Copy every line of the listing exactly.

##### DATA FOR THIS TASK

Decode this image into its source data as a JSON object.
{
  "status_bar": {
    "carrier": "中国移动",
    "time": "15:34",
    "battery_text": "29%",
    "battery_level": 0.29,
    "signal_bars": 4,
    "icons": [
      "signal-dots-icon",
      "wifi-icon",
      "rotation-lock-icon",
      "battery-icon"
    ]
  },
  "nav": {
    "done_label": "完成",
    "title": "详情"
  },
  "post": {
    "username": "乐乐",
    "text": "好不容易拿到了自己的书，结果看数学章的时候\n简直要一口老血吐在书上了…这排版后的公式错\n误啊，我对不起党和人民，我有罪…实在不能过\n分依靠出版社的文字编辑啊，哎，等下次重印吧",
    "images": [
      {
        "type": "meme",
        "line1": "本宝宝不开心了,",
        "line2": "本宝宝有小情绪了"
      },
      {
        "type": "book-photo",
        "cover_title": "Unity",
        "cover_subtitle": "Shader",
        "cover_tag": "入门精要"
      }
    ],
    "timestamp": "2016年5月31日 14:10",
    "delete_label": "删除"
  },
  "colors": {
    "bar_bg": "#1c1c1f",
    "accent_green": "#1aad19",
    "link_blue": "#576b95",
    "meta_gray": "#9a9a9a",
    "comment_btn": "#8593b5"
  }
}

##########

RESPONSE TO THE EXERCISE
Decode this image into its source data as a JSON object.
{
  "status_bar": {
    "carrier": "中国移动",
    "time": "15:34",
    "battery_text": "29%",
    "battery_level": 0.29,
    "signal_bars": 4,
    "icons": [
      "signal-dots-icon",
      "wifi-icon",
      "rotation-lock-icon",
      "battery-icon"
    ]
  },
  "nav": {
    "done_label": "完成",
    "title": "详情"
  },
  "post": {
    "username": "乐乐",
    "text": "好不容易拿到了自己的书，结果看数学章的时候\n简直要一口老血吐在书上了…这排版后的公式错\n误啊，我对不起党和人民，我有罪…实在不能过\n分依靠出版社的文字编辑啊，哎，等下次重印吧",
    "images": [
      {
        "type": "meme",
        "line1": "本宝宝不开心了,",
        "line2": "本宝宝有小情绪了"
      },
      {
        "type": "book-photo",
        "cover_title": "Unity",
        "cover_subtitle": "Shader",
        "cover_tag": "入门精要"
      }
    ],
    "timestamp": "2016年5月31日 14:10",
    "delete_label": "删除"
  },
  "colors": {
    "bar_bg": "#1c1c1f",
    "accent_green": "#1aad19",
    "link_blue": "#576b95",
    "meta_gray": "#9a9a9a",
    "comment_btn": "#8593b5"
  }
}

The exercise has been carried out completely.